- _GIVEN DATA_
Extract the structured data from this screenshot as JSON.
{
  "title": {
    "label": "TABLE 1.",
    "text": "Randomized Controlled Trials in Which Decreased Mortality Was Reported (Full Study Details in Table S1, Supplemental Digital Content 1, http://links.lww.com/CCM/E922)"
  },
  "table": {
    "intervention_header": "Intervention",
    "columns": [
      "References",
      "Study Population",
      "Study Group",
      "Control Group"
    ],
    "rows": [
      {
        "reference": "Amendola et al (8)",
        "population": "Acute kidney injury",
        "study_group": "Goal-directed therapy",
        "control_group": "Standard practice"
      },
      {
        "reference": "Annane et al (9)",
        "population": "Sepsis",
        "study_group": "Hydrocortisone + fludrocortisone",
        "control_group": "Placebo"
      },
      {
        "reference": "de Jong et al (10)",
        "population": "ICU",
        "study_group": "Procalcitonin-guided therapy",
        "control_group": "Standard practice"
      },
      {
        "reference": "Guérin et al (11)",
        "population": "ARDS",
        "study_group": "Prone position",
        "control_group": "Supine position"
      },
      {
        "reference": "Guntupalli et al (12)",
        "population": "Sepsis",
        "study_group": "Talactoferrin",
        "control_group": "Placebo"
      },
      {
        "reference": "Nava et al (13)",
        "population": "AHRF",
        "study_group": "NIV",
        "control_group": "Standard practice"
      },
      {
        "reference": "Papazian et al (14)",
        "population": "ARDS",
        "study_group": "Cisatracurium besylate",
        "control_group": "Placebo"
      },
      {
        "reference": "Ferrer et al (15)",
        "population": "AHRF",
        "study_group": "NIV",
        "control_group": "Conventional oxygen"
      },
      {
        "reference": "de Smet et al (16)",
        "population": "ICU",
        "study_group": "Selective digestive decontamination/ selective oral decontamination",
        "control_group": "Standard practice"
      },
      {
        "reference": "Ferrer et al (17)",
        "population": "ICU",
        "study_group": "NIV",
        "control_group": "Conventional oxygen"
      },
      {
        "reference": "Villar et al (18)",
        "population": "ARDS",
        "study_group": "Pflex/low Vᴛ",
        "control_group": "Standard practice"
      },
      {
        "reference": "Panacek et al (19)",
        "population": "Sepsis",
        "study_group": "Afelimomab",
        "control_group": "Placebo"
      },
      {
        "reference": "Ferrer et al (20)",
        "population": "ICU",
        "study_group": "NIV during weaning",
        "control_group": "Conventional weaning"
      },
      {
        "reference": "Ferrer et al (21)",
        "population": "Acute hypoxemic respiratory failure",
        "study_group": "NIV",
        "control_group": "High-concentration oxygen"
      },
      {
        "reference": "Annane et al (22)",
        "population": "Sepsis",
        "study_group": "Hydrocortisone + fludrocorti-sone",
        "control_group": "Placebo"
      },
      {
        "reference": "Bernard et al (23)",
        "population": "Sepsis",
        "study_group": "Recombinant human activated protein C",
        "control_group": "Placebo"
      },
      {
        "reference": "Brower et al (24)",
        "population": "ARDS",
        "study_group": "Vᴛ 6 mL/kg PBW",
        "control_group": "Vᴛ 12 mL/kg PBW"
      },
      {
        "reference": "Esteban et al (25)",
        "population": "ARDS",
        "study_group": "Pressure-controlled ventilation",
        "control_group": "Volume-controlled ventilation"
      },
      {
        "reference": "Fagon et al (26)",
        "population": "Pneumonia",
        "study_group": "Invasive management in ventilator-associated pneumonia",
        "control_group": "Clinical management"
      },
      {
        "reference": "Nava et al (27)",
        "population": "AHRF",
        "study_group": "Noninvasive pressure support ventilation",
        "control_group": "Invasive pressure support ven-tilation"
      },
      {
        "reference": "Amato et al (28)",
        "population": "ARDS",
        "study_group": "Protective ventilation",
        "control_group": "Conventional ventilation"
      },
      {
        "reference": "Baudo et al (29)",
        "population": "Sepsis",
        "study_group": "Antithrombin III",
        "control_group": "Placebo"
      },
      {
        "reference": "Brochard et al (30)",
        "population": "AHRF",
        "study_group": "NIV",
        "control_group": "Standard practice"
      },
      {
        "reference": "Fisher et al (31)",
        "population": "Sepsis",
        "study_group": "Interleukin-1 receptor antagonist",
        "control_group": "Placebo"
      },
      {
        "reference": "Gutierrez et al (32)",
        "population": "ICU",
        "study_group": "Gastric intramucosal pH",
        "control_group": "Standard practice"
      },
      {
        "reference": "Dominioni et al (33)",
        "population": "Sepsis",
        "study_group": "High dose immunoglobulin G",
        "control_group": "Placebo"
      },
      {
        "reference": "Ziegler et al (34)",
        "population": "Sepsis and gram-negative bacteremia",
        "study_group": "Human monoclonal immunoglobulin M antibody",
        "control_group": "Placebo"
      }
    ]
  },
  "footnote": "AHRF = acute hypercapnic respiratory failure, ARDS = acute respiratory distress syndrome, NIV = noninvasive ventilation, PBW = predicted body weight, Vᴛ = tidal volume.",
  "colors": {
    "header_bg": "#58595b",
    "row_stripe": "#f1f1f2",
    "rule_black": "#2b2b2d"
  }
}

- _WHAT YOU HAVE TO DO_
Each line of the data must be returned exactly.

- _TASK OUTPUT_
Extract the structured data from this screenshot as JSON.
{
  "title": {
    "label": "TABLE 1.",
    "text": "Randomized Controlled Trials in Which Decreased Mortality Was Reported (Full Study Details in Table S1, Supplemental Digital Content 1, http://links.lww.com/CCM/E922)"
  },
  "table": {
    "intervention_header": "Intervention",
    "columns": [
      "References",
      "Study Population",
      "Study Group",
      "Control Group"
    ],
    "rows": [
      {
        "reference": "Amendola et al (8)",
        "population": "Acute kidney injury",
        "study_group": "Goal-directed therapy",
        "control_group": "Standard practice"
      },
      {
        "reference": "Annane et al (9)",
        "population": "Sepsis",
        "study_group": "Hydrocortisone + fludrocortisone",
        "control_group": "Placebo"
      },
      {
        "reference": "de Jong et al (10)",
        "population": "ICU",
        "study_group": "Procalcitonin-guided therapy",
        "control_group": "Standard practice"
      },
      {
        "reference": "Guérin et al (11)",
        "population": "ARDS",
        "study_group": "Prone position",
        "control_group": "Supine position"
      },
      {
        "reference": "Guntupalli et al (12)",
        "population": "Sepsis",
        "study_group": "Talactoferrin",
        "control_group": "Placebo"
      },
      {
        "reference": "Nava et al (13)",
        "population": "AHRF",
        "study_group": "NIV",
        "control_group": "Standard practice"
      },
      {
        "reference": "Papazian et al (14)",
        "population": "ARDS",
        "study_group": "Cisatracurium besylate",
        "control_group": "Placebo"
      },
      {
        "reference": "Ferrer et al (15)",
        "population": "AHRF",
        "study_group": "NIV",
        "control_group": "Conventional oxygen"
      },
      {
        "reference": "de Smet et al (16)",
        "population": "ICU",
        "study_group": "Selective digestive decontamination/ selective oral decontamination",
        "control_group": "Standard practice"
      },
      {
        "reference": "Ferrer et al (17)",
        "population": "ICU",
        "study_group": "NIV",
        "control_group": "Conventional oxygen"
      },
      {
        "reference": "Villar et al (18)",
        "population": "ARDS",
        "study_group": "Pflex/low Vᴛ",
        "control_group": "Standard practice"
      },
      {
        "reference": "Panacek et al (19)",
        "population": "Sepsis",
        "study_group": "Afelimomab",
        "control_group": "Placebo"
      },
      {
        "reference": "Ferrer et al (20)",
        "population": "ICU",
        "study_group": "NIV during weaning",
        "control_group": "Conventional weaning"
      },
      {
        "reference": "Ferrer et al (21)",
        "population": "Acute hypoxemic respiratory failure",
        "study_group": "NIV",
        "control_group": "High-concentration oxygen"
      },
      {
        "reference": "Annane et al (22)",
        "population": "Sepsis",
        "study_group": "Hydrocortisone + fludrocorti-sone",
        "control_group": "Placebo"
      },
      {
        "reference": "Bernard et al (23)",
        "population": "Sepsis",
        "study_group": "Recombinant human activated protein C",
        "control_group": "Placebo"
      },
      {
        "reference": "Brower et al (24)",
        "population": "ARDS",
        "study_group": "Vᴛ 6 mL/kg PBW",
        "control_group": "Vᴛ 12 mL/kg PBW"
      },
      {
        "reference": "Esteban et al (25)",
        "population": "ARDS",
        "study_group": "Pressure-controlled ventilation",
        "control_group": "Volume-controlled ventilation"
      },
      {
        "reference": "Fagon et al (26)",
        "population": "Pneumonia",
        "study_group": "Invasive management in ventilator-associated pneumonia",
        "control_group": "Clinical management"
      },
      {
        "reference": "Nava et al (27)",
        "population": "AHRF",
        "study_group": "Noninvasive pressure support ventilation",
        "control_group": "Invasive pressure support ven-tilation"
      },
      {
        "reference": "Amato et al (28)",
        "population": "ARDS",
        "study_group": "Protective ventilation",
        "control_group": "Conventional ventilation"
      },
      {
        "reference": "Baudo et al (29)",
        "population": "Sepsis",
        "study_group": "Antithrombin III",
        "control_group": "Placebo"
      },
      {
        "reference": "Brochard et al (30)",
        "population": "AHRF",
        "study_group": "NIV",
        "control_group": "Standard practice"
      },
      {
        "reference": "Fisher et al (31)",
        "population": "Sepsis",
        "study_group": "Interleukin-1 receptor antagonist",
        "control_group": "Placebo"
      },
      {
        "reference": "Gutierrez et al (32)",
        "population": "ICU",
        "study_group": "Gastric intramucosal pH",
        "control_group": "Standard practice"
      },
      {
        "reference": "Dominioni et al (33)",
        "population": "Sepsis",
        "study_group": "High dose immunoglobulin G",
        "control_group": "Placebo"
      },
      {
        "reference": "Ziegler et al (34)",
        "population": "Sepsis and gram-negative bacteremia",
        "study_group": "Human monoclonal immunoglobulin M antibody",
        "control_group": "Placebo"
      }
    ]
  },
  "footnote": "AHRF = acute hypercapnic respiratory failure, ARDS = acute respiratory distress syndrome, NIV = noninvasive ventilation, PBW = predicted body weight, Vᴛ = tidal volume.",
  "colors": {
    "header_bg": "#58595b",
    "row_stripe": "#f1f1f2",
    "rule_black": "#2b2b2d"
  }
}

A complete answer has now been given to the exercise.